Reproduce the listing below character for character; drop every image.

[Figure collection entries]

## start

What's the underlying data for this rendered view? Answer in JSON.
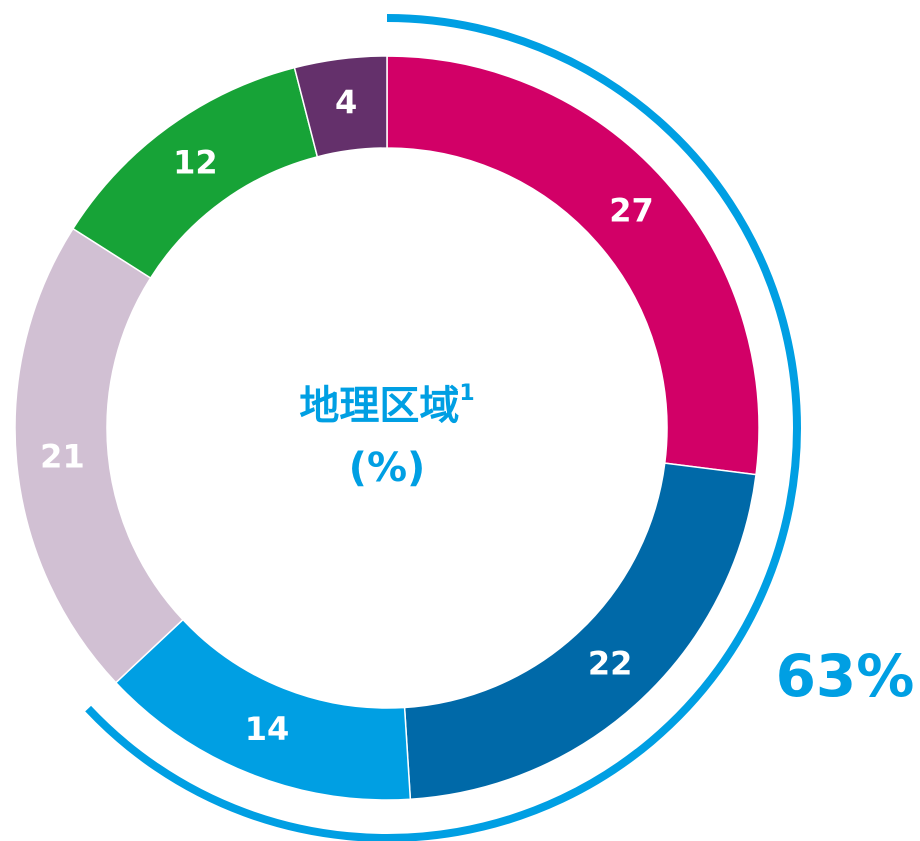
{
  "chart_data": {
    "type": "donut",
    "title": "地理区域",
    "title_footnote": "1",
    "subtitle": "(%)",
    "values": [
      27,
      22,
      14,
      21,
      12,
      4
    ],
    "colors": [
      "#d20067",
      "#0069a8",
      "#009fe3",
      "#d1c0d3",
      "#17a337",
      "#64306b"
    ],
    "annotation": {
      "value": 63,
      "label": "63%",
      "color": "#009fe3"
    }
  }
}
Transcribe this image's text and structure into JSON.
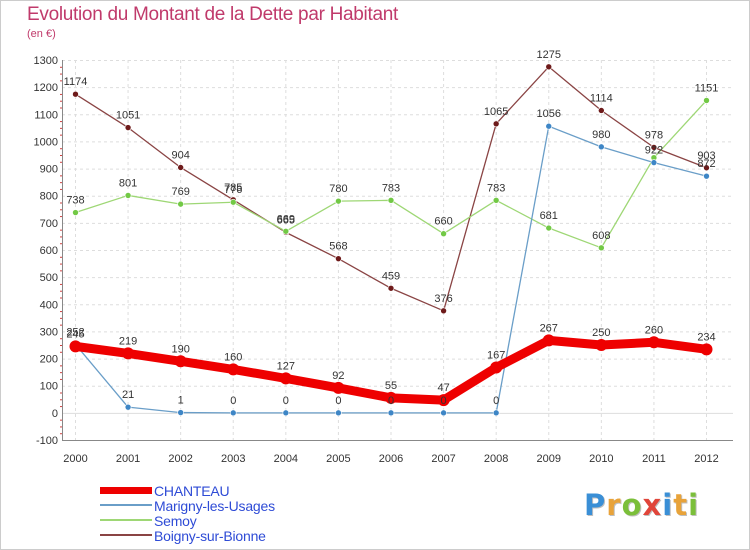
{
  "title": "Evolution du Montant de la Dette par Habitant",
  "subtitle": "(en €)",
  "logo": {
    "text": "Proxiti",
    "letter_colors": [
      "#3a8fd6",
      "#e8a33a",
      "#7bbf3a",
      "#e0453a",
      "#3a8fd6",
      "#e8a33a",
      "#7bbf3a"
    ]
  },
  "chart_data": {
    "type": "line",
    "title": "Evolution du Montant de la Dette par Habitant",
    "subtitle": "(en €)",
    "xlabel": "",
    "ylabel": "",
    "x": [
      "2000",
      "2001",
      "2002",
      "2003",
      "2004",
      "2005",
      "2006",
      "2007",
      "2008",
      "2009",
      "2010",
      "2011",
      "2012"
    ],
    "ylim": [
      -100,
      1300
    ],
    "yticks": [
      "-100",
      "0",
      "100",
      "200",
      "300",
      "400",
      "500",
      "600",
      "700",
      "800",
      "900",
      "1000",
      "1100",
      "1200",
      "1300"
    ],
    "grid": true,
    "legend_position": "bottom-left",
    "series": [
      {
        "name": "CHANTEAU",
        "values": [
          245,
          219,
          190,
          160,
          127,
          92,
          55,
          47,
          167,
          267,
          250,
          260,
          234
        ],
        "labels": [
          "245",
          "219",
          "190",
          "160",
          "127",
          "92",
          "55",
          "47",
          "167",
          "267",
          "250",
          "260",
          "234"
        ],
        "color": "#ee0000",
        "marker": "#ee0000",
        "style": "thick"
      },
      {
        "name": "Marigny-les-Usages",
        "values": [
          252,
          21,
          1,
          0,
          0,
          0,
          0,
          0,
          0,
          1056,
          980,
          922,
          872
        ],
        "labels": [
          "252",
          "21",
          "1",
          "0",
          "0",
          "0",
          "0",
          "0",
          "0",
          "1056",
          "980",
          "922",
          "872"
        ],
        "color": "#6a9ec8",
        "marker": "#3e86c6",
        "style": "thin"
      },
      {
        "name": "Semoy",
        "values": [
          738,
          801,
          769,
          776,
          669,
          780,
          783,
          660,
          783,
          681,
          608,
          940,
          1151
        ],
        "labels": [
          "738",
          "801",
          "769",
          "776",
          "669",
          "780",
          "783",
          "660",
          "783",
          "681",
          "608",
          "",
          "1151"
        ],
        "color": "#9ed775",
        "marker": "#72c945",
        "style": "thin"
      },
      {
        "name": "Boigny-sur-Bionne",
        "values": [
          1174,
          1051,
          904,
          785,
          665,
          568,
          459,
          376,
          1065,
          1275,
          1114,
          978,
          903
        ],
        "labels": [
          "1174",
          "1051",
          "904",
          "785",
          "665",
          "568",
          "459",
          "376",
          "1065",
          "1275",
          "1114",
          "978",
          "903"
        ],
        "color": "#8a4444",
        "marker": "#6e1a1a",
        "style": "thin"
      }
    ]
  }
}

## end

#### Task solution
What's the underlying data for this rendered view? Answer in JSON.
{
  "chart_data": {
    "type": "donut",
    "title": "地理区域",
    "title_footnote": "1",
    "subtitle": "(%)",
    "values": [
      27,
      22,
      14,
      21,
      12,
      4
    ],
    "colors": [
      "#d20067",
      "#0069a8",
      "#009fe3",
      "#d1c0d3",
      "#17a337",
      "#64306b"
    ],
    "annotation": {
      "value": 63,
      "label": "63%",
      "color": "#009fe3"
    }
  }
}
Transcribe this image's text and structure into JSON.
{
  "title": "Evolution du Montant de la Dette par Habitant",
  "subtitle": "(en €)",
  "logo": {
    "text": "Proxiti",
    "letter_colors": [
      "#3a8fd6",
      "#e8a33a",
      "#7bbf3a",
      "#e0453a",
      "#3a8fd6",
      "#e8a33a",
      "#7bbf3a"
    ]
  },
  "chart_data": {
    "type": "line",
    "title": "Evolution du Montant de la Dette par Habitant",
    "subtitle": "(en €)",
    "xlabel": "",
    "ylabel": "",
    "x": [
      "2000",
      "2001",
      "2002",
      "2003",
      "2004",
      "2005",
      "2006",
      "2007",
      "2008",
      "2009",
      "2010",
      "2011",
      "2012"
    ],
    "ylim": [
      -100,
      1300
    ],
    "yticks": [
      "-100",
      "0",
      "100",
      "200",
      "300",
      "400",
      "500",
      "600",
      "700",
      "800",
      "900",
      "1000",
      "1100",
      "1200",
      "1300"
    ],
    "grid": true,
    "legend_position": "bottom-left",
    "series": [
      {
        "name": "CHANTEAU",
        "values": [
          245,
          219,
          190,
          160,
          127,
          92,
          55,
          47,
          167,
          267,
          250,
          260,
          234
        ],
        "labels": [
          "245",
          "219",
          "190",
          "160",
          "127",
          "92",
          "55",
          "47",
          "167",
          "267",
          "250",
          "260",
          "234"
        ],
        "color": "#ee0000",
        "marker": "#ee0000",
        "style": "thick"
      },
      {
        "name": "Marigny-les-Usages",
        "values": [
          252,
          21,
          1,
          0,
          0,
          0,
          0,
          0,
          0,
          1056,
          980,
          922,
          872
        ],
        "labels": [
          "252",
          "21",
          "1",
          "0",
          "0",
          "0",
          "0",
          "0",
          "0",
          "1056",
          "980",
          "922",
          "872"
        ],
        "color": "#6a9ec8",
        "marker": "#3e86c6",
        "style": "thin"
      },
      {
        "name": "Semoy",
        "values": [
          738,
          801,
          769,
          776,
          669,
          780,
          783,
          660,
          783,
          681,
          608,
          940,
          1151
        ],
        "labels": [
          "738",
          "801",
          "769",
          "776",
          "669",
          "780",
          "783",
          "660",
          "783",
          "681",
          "608",
          "",
          "1151"
        ],
        "color": "#9ed775",
        "marker": "#72c945",
        "style": "thin"
      },
      {
        "name": "Boigny-sur-Bionne",
        "values": [
          1174,
          1051,
          904,
          785,
          665,
          568,
          459,
          376,
          1065,
          1275,
          1114,
          978,
          903
        ],
        "labels": [
          "1174",
          "1051",
          "904",
          "785",
          "665",
          "568",
          "459",
          "376",
          "1065",
          "1275",
          "1114",
          "978",
          "903"
        ],
        "color": "#8a4444",
        "marker": "#6e1a1a",
        "style": "thin"
      }
    ]
  }
}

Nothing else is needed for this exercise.